» Exercise
Reproduce all of the listing below without alteration.

* START Given records *

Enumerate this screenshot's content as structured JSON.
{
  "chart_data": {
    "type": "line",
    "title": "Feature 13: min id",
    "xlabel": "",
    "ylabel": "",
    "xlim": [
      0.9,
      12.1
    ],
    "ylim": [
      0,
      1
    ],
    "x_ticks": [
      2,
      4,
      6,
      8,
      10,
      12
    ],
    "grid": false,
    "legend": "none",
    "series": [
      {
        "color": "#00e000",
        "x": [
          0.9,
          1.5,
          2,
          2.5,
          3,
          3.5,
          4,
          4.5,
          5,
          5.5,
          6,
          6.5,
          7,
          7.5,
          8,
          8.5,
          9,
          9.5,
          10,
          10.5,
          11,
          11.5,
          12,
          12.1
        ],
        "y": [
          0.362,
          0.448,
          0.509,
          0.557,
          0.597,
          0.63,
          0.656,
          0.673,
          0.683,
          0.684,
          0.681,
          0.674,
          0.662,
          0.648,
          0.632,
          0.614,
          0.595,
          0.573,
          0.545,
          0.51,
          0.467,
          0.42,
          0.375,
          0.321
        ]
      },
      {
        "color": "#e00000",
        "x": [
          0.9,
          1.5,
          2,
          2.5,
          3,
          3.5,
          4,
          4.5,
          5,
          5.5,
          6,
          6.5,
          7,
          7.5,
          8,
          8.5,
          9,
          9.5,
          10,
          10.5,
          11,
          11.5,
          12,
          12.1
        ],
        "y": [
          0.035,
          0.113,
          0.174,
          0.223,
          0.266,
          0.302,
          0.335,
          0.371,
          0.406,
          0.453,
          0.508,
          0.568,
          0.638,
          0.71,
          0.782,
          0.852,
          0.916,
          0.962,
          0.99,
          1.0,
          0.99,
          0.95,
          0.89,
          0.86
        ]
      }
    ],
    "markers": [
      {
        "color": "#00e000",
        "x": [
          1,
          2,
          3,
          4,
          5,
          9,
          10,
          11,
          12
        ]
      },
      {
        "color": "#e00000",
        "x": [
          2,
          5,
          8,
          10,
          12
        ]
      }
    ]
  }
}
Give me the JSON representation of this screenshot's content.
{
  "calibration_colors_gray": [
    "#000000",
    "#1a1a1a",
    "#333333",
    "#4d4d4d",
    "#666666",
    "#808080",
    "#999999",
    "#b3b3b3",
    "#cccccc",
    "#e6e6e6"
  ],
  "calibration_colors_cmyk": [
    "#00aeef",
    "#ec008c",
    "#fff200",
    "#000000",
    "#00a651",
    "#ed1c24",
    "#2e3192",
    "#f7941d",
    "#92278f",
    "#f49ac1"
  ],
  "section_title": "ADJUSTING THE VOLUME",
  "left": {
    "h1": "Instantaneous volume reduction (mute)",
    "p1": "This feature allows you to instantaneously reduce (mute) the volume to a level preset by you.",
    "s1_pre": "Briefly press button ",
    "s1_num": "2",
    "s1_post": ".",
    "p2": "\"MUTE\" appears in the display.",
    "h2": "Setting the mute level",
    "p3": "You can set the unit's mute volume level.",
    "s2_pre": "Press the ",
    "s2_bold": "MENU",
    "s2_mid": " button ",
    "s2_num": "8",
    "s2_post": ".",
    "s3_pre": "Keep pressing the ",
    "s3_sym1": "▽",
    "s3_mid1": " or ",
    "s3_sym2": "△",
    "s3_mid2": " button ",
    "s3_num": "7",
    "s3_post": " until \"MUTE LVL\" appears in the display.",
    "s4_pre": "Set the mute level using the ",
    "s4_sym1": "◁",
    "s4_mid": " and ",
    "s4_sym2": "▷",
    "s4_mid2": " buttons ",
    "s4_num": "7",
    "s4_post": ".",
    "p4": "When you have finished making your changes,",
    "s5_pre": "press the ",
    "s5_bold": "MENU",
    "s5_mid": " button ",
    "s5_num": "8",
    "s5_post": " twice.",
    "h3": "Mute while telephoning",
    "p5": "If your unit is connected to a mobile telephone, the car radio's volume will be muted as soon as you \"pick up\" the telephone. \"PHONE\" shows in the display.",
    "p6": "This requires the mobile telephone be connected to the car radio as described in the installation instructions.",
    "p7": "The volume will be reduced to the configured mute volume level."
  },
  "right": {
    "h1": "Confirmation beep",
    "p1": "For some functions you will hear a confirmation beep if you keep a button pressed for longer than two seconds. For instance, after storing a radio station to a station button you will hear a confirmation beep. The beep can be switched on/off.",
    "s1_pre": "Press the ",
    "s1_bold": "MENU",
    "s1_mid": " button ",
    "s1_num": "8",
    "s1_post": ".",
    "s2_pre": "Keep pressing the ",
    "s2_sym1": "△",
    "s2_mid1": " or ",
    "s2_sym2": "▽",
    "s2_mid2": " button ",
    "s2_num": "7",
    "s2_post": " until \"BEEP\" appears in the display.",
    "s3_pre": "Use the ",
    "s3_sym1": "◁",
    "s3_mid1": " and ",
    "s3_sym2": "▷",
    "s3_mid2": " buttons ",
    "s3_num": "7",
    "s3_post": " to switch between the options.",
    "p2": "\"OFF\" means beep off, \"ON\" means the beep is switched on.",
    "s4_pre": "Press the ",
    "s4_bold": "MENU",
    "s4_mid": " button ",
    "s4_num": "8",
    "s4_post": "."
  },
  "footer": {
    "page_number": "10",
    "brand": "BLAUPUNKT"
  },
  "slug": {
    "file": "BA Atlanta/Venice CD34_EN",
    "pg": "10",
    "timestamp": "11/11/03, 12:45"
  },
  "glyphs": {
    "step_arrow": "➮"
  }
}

* END Given records *

» The solution
Enumerate this screenshot's content as structured JSON.
{
  "chart_data": {
    "type": "line",
    "title": "Feature 13: min id",
    "xlabel": "",
    "ylabel": "",
    "xlim": [
      0.9,
      12.1
    ],
    "ylim": [
      0,
      1
    ],
    "x_ticks": [
      2,
      4,
      6,
      8,
      10,
      12
    ],
    "grid": false,
    "legend": "none",
    "series": [
      {
        "color": "#00e000",
        "x": [
          0.9,
          1.5,
          2,
          2.5,
          3,
          3.5,
          4,
          4.5,
          5,
          5.5,
          6,
          6.5,
          7,
          7.5,
          8,
          8.5,
          9,
          9.5,
          10,
          10.5,
          11,
          11.5,
          12,
          12.1
        ],
        "y": [
          0.362,
          0.448,
          0.509,
          0.557,
          0.597,
          0.63,
          0.656,
          0.673,
          0.683,
          0.684,
          0.681,
          0.674,
          0.662,
          0.648,
          0.632,
          0.614,
          0.595,
          0.573,
          0.545,
          0.51,
          0.467,
          0.42,
          0.375,
          0.321
        ]
      },
      {
        "color": "#e00000",
        "x": [
          0.9,
          1.5,
          2,
          2.5,
          3,
          3.5,
          4,
          4.5,
          5,
          5.5,
          6,
          6.5,
          7,
          7.5,
          8,
          8.5,
          9,
          9.5,
          10,
          10.5,
          11,
          11.5,
          12,
          12.1
        ],
        "y": [
          0.035,
          0.113,
          0.174,
          0.223,
          0.266,
          0.302,
          0.335,
          0.371,
          0.406,
          0.453,
          0.508,
          0.568,
          0.638,
          0.71,
          0.782,
          0.852,
          0.916,
          0.962,
          0.99,
          1.0,
          0.99,
          0.95,
          0.89,
          0.86
        ]
      }
    ],
    "markers": [
      {
        "color": "#00e000",
        "x": [
          1,
          2,
          3,
          4,
          5,
          9,
          10,
          11,
          12
        ]
      },
      {
        "color": "#e00000",
        "x": [
          2,
          5,
          8,
          10,
          12
        ]
      }
    ]
  }
}
Give me the JSON representation of this screenshot's content.
{
  "calibration_colors_gray": [
    "#000000",
    "#1a1a1a",
    "#333333",
    "#4d4d4d",
    "#666666",
    "#808080",
    "#999999",
    "#b3b3b3",
    "#cccccc",
    "#e6e6e6"
  ],
  "calibration_colors_cmyk": [
    "#00aeef",
    "#ec008c",
    "#fff200",
    "#000000",
    "#00a651",
    "#ed1c24",
    "#2e3192",
    "#f7941d",
    "#92278f",
    "#f49ac1"
  ],
  "section_title": "ADJUSTING THE VOLUME",
  "left": {
    "h1": "Instantaneous volume reduction (mute)",
    "p1": "This feature allows you to instantaneously reduce (mute) the volume to a level preset by you.",
    "s1_pre": "Briefly press button ",
    "s1_num": "2",
    "s1_post": ".",
    "p2": "\"MUTE\" appears in the display.",
    "h2": "Setting the mute level",
    "p3": "You can set the unit's mute volume level.",
    "s2_pre": "Press the ",
    "s2_bold": "MENU",
    "s2_mid": " button ",
    "s2_num": "8",
    "s2_post": ".",
    "s3_pre": "Keep pressing the ",
    "s3_sym1": "▽",
    "s3_mid1": " or ",
    "s3_sym2": "△",
    "s3_mid2": " button ",
    "s3_num": "7",
    "s3_post": " until \"MUTE LVL\" appears in the display.",
    "s4_pre": "Set the mute level using the ",
    "s4_sym1": "◁",
    "s4_mid": " and ",
    "s4_sym2": "▷",
    "s4_mid2": " buttons ",
    "s4_num": "7",
    "s4_post": ".",
    "p4": "When you have finished making your changes,",
    "s5_pre": "press the ",
    "s5_bold": "MENU",
    "s5_mid": " button ",
    "s5_num": "8",
    "s5_post": " twice.",
    "h3": "Mute while telephoning",
    "p5": "If your unit is connected to a mobile telephone, the car radio's volume will be muted as soon as you \"pick up\" the telephone. \"PHONE\" shows in the display.",
    "p6": "This requires the mobile telephone be connected to the car radio as described in the installation instructions.",
    "p7": "The volume will be reduced to the configured mute volume level."
  },
  "right": {
    "h1": "Confirmation beep",
    "p1": "For some functions you will hear a confirmation beep if you keep a button pressed for longer than two seconds. For instance, after storing a radio station to a station button you will hear a confirmation beep. The beep can be switched on/off.",
    "s1_pre": "Press the ",
    "s1_bold": "MENU",
    "s1_mid": " button ",
    "s1_num": "8",
    "s1_post": ".",
    "s2_pre": "Keep pressing the ",
    "s2_sym1": "△",
    "s2_mid1": " or ",
    "s2_sym2": "▽",
    "s2_mid2": " button ",
    "s2_num": "7",
    "s2_post": " until \"BEEP\" appears in the display.",
    "s3_pre": "Use the ",
    "s3_sym1": "◁",
    "s3_mid1": " and ",
    "s3_sym2": "▷",
    "s3_mid2": " buttons ",
    "s3_num": "7",
    "s3_post": " to switch between the options.",
    "p2": "\"OFF\" means beep off, \"ON\" means the beep is switched on.",
    "s4_pre": "Press the ",
    "s4_bold": "MENU",
    "s4_mid": " button ",
    "s4_num": "8",
    "s4_post": "."
  },
  "footer": {
    "page_number": "10",
    "brand": "BLAUPUNKT"
  },
  "slug": {
    "file": "BA Atlanta/Venice CD34_EN",
    "pg": "10",
    "timestamp": "11/11/03, 12:45"
  },
  "glyphs": {
    "step_arrow": "➮"
  }
}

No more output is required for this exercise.